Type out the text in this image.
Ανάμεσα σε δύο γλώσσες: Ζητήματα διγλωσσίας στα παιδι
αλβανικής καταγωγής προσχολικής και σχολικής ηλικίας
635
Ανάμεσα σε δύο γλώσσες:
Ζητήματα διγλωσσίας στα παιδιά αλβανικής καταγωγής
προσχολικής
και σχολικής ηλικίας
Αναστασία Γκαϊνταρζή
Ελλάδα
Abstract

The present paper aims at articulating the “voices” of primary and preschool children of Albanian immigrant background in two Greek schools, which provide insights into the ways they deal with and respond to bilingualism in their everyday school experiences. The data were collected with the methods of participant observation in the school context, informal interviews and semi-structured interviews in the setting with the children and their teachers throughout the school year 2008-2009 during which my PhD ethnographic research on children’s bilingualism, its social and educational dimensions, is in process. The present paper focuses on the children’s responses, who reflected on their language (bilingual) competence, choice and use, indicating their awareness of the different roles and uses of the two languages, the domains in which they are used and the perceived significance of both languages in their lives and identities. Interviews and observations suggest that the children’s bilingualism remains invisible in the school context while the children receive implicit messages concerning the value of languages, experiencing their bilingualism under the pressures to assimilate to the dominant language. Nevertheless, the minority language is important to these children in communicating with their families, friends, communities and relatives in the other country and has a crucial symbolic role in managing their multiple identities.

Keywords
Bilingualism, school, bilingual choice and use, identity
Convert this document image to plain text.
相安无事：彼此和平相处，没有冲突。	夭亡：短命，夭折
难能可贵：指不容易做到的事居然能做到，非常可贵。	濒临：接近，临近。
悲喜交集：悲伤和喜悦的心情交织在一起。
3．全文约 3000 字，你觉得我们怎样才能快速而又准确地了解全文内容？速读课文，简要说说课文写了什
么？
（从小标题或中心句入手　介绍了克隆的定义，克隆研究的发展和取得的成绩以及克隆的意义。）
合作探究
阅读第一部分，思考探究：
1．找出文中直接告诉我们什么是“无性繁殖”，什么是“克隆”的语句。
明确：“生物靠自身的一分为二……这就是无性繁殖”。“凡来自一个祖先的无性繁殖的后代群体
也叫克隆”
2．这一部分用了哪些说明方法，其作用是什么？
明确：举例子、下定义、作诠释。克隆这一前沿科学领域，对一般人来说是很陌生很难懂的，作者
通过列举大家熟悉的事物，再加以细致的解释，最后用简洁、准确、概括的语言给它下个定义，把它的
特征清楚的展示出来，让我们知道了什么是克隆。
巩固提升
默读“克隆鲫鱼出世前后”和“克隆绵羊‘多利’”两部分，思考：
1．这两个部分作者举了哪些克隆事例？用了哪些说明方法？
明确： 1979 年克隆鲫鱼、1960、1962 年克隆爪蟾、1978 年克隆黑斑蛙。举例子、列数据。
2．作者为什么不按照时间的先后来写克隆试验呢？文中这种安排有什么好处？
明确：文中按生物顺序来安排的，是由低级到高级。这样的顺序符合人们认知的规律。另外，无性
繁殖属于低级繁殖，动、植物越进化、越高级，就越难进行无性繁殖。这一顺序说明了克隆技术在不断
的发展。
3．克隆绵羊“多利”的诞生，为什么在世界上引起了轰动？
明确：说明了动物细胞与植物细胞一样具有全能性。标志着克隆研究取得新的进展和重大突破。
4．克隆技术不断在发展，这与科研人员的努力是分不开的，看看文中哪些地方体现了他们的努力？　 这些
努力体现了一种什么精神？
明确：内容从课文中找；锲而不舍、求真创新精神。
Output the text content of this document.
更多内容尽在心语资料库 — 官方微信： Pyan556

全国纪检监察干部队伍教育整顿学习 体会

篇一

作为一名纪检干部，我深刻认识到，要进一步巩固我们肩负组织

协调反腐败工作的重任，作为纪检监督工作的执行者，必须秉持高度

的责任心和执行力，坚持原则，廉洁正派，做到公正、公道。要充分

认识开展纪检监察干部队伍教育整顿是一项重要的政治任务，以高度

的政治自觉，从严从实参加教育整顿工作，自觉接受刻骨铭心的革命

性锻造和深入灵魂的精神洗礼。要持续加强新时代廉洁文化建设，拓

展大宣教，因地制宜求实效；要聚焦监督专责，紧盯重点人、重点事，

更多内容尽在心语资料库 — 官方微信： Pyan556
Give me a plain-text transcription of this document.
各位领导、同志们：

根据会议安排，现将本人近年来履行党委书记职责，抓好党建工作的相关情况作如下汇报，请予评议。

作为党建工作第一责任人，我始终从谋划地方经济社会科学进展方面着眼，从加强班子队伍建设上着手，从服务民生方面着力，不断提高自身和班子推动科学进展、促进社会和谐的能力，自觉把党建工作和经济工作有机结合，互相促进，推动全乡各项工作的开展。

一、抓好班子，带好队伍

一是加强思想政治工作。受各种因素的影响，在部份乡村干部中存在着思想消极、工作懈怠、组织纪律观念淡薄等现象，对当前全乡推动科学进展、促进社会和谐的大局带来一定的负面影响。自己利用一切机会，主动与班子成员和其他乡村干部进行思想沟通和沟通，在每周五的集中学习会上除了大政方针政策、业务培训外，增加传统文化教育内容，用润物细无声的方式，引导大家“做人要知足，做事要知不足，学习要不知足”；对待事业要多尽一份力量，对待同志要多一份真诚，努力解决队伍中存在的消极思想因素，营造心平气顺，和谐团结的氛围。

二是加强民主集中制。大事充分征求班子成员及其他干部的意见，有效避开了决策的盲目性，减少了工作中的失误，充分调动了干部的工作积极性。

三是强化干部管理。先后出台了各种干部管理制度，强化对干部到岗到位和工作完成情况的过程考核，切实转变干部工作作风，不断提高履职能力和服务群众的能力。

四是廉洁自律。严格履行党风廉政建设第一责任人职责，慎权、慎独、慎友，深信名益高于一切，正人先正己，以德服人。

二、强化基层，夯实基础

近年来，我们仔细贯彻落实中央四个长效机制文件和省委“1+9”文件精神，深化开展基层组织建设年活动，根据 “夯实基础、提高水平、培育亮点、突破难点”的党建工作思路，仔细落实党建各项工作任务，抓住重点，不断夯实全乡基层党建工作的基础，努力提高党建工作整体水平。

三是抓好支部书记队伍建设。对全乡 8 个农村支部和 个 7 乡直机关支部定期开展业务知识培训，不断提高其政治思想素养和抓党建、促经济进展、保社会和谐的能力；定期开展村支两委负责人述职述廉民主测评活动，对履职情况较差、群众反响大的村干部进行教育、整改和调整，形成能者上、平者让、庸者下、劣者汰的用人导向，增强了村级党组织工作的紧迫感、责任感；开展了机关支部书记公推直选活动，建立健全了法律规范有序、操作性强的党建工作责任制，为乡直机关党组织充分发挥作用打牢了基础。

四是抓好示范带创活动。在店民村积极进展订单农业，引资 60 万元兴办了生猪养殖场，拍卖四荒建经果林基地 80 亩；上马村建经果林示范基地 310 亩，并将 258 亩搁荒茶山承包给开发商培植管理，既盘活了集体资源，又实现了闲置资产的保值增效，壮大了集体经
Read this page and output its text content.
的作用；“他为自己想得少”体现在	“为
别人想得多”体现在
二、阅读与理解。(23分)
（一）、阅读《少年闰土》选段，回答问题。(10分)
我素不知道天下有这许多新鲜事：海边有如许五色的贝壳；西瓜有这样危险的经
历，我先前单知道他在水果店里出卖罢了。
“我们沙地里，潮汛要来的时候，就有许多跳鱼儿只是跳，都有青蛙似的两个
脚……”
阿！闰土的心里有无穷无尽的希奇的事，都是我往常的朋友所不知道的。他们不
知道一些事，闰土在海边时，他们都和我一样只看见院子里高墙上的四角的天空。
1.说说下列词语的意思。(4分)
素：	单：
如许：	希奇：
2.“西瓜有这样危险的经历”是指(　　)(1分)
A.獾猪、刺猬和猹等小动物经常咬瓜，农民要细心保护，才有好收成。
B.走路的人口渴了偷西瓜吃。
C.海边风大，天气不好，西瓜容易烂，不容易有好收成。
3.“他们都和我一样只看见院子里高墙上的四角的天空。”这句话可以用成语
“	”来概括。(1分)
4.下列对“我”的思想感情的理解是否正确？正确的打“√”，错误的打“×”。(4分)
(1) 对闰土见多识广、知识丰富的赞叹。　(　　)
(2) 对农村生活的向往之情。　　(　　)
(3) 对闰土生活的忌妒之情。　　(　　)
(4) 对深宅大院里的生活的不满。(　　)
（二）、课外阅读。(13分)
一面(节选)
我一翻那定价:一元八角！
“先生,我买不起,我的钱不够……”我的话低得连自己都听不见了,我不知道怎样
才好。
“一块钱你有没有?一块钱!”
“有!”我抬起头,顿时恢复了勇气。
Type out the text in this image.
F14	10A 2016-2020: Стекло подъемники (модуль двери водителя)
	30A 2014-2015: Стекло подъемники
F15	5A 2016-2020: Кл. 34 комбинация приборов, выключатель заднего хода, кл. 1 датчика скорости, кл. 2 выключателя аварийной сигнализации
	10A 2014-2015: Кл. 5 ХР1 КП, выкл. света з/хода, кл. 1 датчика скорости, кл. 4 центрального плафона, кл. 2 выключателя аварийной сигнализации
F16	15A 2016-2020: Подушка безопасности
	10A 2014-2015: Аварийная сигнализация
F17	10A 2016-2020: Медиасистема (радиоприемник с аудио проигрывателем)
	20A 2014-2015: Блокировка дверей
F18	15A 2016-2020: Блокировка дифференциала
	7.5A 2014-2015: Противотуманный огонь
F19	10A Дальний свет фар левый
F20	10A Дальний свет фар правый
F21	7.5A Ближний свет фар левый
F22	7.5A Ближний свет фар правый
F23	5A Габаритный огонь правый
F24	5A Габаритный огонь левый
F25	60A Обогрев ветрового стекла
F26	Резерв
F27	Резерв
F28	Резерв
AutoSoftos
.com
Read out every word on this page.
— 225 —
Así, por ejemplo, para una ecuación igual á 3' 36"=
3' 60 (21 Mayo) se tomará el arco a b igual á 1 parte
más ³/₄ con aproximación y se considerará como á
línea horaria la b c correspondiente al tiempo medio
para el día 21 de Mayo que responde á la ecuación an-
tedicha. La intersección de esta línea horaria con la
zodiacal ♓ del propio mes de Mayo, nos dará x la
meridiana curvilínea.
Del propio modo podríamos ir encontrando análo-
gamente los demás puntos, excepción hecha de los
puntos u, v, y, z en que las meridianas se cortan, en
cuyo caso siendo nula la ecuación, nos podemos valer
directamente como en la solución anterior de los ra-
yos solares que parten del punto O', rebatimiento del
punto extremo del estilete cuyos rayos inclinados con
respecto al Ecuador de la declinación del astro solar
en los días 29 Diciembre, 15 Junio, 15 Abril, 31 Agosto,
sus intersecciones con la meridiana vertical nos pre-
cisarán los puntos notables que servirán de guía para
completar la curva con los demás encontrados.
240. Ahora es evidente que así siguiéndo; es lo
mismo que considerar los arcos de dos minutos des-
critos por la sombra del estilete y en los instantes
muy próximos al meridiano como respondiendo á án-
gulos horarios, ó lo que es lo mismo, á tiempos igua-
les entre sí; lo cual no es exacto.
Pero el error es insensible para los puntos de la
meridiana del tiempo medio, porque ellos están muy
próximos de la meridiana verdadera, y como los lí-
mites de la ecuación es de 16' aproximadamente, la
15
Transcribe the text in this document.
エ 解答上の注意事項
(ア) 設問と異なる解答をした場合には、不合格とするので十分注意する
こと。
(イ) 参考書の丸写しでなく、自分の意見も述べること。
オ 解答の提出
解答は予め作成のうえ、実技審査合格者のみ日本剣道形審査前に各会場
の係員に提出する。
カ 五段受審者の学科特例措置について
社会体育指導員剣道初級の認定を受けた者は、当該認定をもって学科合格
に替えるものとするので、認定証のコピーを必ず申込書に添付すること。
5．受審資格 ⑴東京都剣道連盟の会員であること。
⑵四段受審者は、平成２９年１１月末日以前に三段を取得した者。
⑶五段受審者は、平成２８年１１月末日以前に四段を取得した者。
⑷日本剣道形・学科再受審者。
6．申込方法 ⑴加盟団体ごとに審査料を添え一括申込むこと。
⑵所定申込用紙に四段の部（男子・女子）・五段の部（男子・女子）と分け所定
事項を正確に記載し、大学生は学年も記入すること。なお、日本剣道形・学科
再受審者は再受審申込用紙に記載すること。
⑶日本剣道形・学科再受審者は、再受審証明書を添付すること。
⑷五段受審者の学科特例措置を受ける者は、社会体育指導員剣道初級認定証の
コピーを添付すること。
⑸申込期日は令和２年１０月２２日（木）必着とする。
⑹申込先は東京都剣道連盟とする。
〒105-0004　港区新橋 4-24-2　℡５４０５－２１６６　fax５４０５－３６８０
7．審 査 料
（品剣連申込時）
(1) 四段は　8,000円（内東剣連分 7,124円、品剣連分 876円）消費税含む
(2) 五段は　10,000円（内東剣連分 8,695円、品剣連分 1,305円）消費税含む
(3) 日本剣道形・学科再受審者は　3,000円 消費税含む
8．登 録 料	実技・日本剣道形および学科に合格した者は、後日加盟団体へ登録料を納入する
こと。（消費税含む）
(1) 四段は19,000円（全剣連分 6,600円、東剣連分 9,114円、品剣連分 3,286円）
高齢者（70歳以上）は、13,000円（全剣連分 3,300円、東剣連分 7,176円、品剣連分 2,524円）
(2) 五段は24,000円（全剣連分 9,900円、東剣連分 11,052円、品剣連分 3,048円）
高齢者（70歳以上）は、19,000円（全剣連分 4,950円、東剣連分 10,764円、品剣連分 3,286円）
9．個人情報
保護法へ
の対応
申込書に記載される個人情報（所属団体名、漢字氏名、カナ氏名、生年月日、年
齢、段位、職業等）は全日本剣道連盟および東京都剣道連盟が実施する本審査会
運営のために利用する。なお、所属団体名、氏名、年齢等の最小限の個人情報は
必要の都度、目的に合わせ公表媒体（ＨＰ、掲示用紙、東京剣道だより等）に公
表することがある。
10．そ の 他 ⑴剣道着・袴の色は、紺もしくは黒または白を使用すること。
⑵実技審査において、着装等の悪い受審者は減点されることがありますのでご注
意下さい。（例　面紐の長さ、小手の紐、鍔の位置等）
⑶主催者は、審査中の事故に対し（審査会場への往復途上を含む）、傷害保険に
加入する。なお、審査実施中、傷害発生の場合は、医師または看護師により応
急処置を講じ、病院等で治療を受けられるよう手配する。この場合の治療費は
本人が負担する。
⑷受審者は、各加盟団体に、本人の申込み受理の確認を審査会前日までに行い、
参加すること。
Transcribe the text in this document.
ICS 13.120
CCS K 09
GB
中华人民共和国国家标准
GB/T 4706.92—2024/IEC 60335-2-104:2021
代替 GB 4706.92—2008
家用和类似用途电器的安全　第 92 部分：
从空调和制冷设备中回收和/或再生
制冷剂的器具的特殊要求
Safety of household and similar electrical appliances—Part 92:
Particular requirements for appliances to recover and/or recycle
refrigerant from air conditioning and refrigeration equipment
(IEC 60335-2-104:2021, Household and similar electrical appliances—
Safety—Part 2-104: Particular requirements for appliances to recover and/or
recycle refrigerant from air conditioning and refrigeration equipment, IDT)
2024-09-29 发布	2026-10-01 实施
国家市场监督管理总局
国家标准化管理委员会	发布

◆ ◆ ◆ ◆

Filter the entries down to the lines containing "γλώσσες". Copy each of those lines.

Ανάμεσα σε δύο γλώσσες: Ζητήματα διγλωσσίας στα παιδι
Ανάμεσα σε δύο γλώσσες:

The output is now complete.